## DIRECTIONS
Report, word for word, every line of the material that contains "backup".

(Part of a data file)

## start

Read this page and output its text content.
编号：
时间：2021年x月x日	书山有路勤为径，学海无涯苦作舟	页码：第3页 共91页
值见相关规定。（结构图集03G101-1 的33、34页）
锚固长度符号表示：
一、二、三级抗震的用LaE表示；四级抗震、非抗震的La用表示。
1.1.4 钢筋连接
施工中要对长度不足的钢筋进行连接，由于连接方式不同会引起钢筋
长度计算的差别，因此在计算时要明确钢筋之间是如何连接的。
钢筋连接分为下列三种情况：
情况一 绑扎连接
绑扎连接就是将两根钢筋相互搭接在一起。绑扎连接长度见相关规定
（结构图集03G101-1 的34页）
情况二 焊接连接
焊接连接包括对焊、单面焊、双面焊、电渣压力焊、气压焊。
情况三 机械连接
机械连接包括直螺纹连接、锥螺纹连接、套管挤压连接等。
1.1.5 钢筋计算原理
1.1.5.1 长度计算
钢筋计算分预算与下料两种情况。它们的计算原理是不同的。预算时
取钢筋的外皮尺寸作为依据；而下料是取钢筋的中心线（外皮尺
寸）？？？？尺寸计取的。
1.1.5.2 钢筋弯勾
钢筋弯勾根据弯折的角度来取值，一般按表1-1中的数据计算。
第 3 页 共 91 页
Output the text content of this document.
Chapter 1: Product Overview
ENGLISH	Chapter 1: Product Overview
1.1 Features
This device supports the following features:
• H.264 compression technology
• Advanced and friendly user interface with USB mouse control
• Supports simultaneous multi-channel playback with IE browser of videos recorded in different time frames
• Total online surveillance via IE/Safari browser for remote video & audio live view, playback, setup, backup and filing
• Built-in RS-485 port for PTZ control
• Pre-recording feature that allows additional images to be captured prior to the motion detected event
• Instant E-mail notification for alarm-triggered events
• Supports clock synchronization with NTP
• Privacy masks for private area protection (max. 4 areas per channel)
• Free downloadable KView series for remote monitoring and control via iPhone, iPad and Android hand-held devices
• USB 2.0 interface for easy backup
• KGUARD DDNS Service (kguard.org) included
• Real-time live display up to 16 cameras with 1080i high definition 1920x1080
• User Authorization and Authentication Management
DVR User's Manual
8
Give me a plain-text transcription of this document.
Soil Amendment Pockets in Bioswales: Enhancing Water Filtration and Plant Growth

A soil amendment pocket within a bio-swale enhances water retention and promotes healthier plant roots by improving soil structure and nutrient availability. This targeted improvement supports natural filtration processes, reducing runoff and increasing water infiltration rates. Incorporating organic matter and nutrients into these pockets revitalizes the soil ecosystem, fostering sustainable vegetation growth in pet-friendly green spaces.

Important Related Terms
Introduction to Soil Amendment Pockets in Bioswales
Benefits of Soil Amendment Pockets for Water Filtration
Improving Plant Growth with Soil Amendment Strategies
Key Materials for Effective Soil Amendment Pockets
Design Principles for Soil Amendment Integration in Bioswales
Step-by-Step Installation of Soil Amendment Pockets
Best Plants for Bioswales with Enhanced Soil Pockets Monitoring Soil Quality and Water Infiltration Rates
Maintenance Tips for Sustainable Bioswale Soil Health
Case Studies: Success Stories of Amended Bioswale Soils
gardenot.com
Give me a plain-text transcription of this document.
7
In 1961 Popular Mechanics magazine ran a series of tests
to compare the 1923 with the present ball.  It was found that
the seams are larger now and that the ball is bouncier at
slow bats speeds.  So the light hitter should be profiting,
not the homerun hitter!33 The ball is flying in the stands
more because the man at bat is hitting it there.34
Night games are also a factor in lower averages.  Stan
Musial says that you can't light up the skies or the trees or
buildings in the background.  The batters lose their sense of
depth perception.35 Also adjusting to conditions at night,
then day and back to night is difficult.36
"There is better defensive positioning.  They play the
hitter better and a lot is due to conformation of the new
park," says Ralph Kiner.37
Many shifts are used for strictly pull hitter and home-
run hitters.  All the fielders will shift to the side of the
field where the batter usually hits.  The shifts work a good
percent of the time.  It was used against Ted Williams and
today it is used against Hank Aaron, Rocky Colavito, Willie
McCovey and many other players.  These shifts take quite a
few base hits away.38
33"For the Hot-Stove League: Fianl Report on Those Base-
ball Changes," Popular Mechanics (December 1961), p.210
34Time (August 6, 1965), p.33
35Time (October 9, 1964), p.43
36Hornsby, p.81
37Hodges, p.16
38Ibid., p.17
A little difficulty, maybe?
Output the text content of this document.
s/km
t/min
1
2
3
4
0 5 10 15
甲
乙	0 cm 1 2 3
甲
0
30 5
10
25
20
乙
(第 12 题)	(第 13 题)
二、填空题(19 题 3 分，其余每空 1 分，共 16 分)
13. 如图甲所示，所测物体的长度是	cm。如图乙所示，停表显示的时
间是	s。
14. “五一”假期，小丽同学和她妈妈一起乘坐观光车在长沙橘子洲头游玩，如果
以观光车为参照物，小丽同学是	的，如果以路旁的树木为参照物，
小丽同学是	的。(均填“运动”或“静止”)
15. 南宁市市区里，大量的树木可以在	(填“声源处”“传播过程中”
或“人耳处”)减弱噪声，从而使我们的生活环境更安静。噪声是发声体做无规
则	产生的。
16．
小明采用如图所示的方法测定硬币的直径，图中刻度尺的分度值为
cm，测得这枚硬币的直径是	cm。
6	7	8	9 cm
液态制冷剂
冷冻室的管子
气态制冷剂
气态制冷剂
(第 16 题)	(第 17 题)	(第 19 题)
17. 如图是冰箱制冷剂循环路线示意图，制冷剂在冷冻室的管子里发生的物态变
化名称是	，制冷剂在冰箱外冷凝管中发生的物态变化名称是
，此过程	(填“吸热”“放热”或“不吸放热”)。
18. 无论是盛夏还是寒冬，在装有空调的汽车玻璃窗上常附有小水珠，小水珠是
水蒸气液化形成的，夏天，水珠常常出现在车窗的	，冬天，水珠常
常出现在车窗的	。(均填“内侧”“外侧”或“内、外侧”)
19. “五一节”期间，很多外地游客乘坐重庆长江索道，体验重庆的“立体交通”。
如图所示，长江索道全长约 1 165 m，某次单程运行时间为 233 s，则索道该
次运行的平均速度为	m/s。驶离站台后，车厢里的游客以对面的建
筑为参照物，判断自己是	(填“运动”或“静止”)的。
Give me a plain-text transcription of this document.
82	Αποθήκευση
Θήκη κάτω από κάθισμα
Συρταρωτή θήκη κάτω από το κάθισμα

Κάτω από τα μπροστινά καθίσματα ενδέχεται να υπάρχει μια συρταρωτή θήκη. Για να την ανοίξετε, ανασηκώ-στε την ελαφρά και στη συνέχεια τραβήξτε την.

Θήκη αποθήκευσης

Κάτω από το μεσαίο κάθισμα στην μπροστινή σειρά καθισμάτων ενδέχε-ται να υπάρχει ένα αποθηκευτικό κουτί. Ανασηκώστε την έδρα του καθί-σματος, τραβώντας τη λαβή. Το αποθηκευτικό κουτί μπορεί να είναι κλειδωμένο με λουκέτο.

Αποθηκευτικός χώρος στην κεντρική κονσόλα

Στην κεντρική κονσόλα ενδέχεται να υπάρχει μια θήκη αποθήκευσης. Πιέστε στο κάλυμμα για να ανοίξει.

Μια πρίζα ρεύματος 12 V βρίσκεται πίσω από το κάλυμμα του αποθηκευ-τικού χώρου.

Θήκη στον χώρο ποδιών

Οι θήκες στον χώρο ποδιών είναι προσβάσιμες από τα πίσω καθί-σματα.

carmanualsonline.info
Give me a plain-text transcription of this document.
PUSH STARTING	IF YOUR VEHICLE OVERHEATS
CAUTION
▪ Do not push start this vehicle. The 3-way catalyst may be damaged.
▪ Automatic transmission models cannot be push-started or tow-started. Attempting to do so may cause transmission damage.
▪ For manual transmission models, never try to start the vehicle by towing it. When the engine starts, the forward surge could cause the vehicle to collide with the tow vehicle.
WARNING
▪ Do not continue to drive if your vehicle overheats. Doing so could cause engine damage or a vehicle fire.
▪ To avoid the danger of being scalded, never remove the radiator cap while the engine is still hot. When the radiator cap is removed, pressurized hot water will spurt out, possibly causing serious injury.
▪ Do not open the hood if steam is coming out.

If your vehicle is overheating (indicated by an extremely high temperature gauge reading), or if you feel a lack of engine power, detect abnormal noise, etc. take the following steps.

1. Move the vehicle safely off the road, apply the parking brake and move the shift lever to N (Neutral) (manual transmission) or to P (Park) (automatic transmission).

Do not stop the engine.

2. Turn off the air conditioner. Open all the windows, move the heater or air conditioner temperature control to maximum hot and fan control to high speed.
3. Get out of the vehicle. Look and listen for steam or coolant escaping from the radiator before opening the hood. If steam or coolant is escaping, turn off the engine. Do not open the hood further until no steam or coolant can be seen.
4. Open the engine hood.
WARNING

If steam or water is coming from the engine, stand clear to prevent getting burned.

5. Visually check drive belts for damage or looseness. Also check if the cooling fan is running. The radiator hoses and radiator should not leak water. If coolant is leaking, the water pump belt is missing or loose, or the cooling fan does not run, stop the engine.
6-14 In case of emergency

## end

## COMPLETE RESPONSE
• Total online surveillance via IE/Safari browser for remote video & audio live view, playback, setup, backup and filing
• USB 2.0 interface for easy backup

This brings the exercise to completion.